### DIRECTIVE
Scan the data below and pick out the lines containing the word "Registration".

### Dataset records
..............................
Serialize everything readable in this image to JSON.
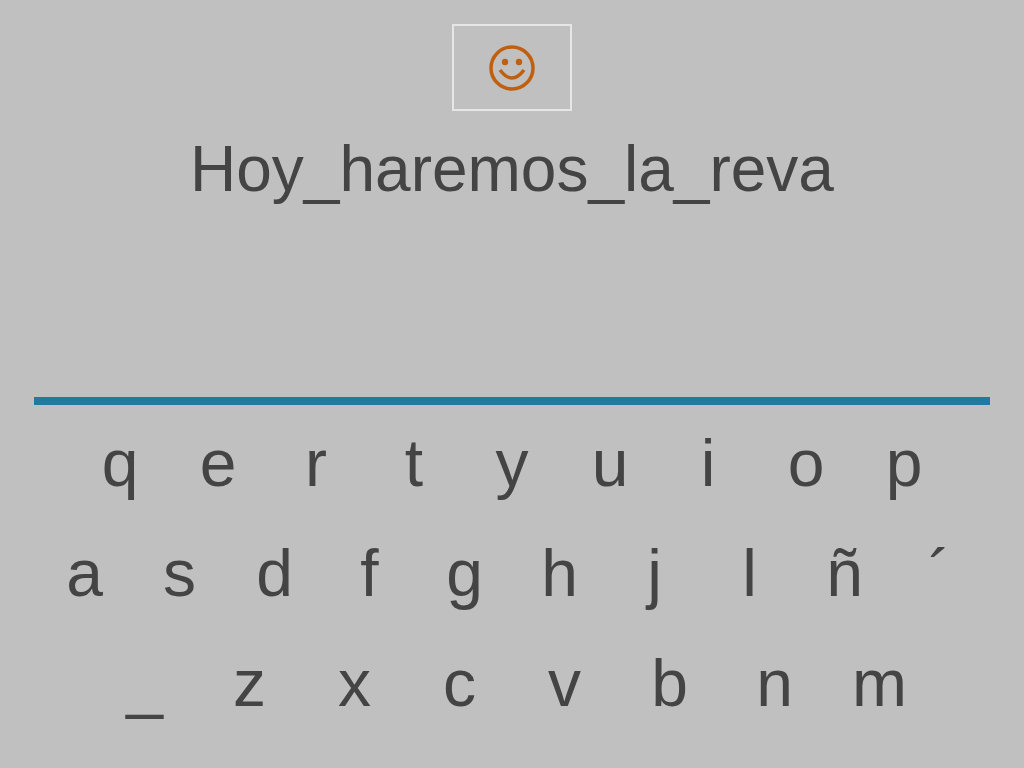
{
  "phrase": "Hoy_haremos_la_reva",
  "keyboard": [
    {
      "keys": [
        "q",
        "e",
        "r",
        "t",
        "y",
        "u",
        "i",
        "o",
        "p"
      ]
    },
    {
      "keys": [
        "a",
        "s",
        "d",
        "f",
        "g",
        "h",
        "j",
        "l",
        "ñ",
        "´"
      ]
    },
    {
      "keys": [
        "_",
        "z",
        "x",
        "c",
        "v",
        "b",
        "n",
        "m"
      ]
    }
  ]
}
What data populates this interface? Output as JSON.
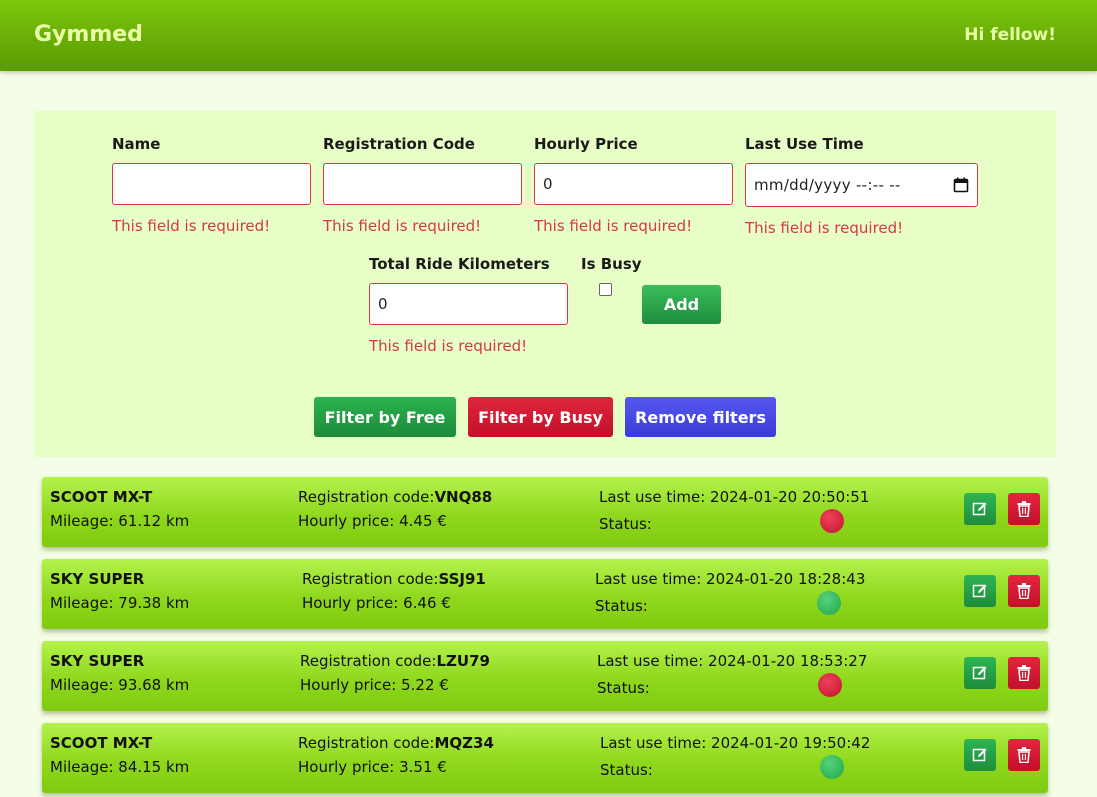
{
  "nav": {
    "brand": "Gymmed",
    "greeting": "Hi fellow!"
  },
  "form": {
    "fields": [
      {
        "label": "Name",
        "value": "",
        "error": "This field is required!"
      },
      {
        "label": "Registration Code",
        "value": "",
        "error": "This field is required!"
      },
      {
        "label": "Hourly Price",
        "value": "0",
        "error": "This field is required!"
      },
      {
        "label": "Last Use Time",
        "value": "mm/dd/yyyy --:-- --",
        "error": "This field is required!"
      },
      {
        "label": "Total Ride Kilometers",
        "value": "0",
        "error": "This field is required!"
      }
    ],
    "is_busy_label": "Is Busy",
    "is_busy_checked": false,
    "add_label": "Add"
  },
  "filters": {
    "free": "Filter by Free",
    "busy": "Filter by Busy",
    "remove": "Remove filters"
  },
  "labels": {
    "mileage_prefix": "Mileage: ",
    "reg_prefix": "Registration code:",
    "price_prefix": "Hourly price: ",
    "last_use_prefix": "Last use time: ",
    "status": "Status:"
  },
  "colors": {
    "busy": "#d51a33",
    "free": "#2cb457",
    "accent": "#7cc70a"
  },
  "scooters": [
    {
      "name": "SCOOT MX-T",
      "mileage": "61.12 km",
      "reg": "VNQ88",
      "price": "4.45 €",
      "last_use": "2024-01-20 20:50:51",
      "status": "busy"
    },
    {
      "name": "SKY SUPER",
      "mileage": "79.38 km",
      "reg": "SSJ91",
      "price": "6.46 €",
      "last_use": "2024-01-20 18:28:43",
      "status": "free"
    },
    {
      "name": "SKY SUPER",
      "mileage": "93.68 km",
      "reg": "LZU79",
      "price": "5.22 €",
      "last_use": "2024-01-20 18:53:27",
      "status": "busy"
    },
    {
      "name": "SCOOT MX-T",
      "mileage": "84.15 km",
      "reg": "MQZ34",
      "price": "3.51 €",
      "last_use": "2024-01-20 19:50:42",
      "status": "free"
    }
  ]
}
..............................
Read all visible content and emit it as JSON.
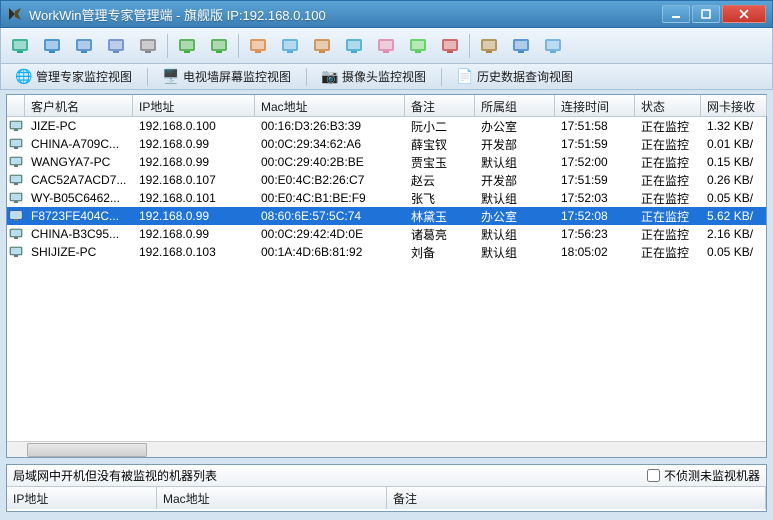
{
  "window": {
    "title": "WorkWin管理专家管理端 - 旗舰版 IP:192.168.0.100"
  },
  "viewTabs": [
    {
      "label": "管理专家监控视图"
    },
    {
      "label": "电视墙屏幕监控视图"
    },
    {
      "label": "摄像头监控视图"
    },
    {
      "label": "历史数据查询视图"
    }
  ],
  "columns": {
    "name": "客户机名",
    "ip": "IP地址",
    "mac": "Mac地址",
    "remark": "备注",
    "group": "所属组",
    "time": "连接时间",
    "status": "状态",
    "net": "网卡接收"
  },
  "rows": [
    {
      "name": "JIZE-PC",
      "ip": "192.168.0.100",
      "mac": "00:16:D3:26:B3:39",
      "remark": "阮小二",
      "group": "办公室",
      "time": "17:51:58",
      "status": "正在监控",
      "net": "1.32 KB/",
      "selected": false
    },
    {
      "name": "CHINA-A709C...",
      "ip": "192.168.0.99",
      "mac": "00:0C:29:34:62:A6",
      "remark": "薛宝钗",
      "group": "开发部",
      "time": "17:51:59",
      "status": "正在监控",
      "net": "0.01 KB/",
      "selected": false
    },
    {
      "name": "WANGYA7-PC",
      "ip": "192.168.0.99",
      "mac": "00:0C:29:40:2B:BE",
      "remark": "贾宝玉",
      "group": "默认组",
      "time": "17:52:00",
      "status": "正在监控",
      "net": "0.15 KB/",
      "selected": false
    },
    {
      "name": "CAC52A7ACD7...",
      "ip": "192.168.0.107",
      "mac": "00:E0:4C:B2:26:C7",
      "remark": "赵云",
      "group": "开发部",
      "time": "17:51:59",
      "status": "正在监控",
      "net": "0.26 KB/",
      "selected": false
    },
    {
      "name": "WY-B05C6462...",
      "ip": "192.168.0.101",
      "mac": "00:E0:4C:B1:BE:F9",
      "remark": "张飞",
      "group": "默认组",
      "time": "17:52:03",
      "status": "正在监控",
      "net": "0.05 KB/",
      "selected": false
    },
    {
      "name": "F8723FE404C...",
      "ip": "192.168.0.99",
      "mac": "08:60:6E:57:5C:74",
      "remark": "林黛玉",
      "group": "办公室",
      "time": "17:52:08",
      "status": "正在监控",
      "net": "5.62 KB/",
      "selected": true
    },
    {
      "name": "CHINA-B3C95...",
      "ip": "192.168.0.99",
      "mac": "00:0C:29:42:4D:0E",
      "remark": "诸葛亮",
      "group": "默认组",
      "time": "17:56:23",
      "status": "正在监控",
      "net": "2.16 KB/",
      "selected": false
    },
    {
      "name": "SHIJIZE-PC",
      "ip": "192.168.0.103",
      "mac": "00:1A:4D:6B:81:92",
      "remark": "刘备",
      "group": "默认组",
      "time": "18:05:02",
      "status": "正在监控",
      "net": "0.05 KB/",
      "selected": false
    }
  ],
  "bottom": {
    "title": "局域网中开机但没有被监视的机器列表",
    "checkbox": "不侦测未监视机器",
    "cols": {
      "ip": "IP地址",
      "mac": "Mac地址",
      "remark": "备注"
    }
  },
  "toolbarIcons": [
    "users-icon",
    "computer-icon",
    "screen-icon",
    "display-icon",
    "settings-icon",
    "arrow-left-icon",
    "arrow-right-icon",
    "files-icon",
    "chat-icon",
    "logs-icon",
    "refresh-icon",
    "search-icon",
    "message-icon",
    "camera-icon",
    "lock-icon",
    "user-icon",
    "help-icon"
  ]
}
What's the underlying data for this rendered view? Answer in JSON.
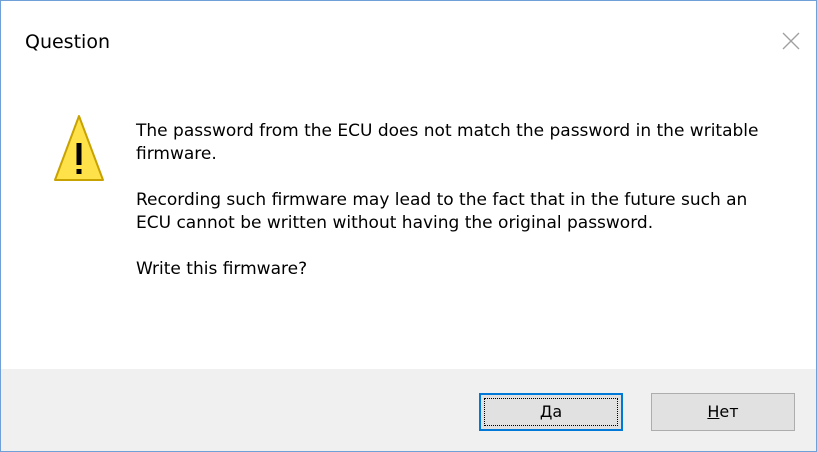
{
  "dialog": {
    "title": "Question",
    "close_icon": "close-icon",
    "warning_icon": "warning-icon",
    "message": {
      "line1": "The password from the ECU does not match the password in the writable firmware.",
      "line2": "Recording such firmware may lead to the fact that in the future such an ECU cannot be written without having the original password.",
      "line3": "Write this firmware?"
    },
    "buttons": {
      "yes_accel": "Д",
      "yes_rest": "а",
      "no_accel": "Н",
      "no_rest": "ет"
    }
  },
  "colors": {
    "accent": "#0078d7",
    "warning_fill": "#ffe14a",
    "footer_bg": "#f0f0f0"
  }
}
..............................
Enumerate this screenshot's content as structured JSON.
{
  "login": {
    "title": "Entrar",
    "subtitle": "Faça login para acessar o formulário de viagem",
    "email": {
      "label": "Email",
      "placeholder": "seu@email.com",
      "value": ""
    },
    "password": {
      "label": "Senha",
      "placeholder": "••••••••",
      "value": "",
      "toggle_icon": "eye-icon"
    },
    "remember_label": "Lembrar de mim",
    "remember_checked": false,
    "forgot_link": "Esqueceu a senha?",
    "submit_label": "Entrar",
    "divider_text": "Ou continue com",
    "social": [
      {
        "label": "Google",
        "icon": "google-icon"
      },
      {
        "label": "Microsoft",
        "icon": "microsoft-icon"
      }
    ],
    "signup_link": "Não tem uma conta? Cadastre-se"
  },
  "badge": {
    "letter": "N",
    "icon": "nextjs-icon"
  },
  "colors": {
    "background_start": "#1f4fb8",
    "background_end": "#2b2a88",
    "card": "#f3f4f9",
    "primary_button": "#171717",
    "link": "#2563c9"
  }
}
..............................
### FINISHED TASK
        "label": "Registration Code",
    "reg_prefix": "Registration code:",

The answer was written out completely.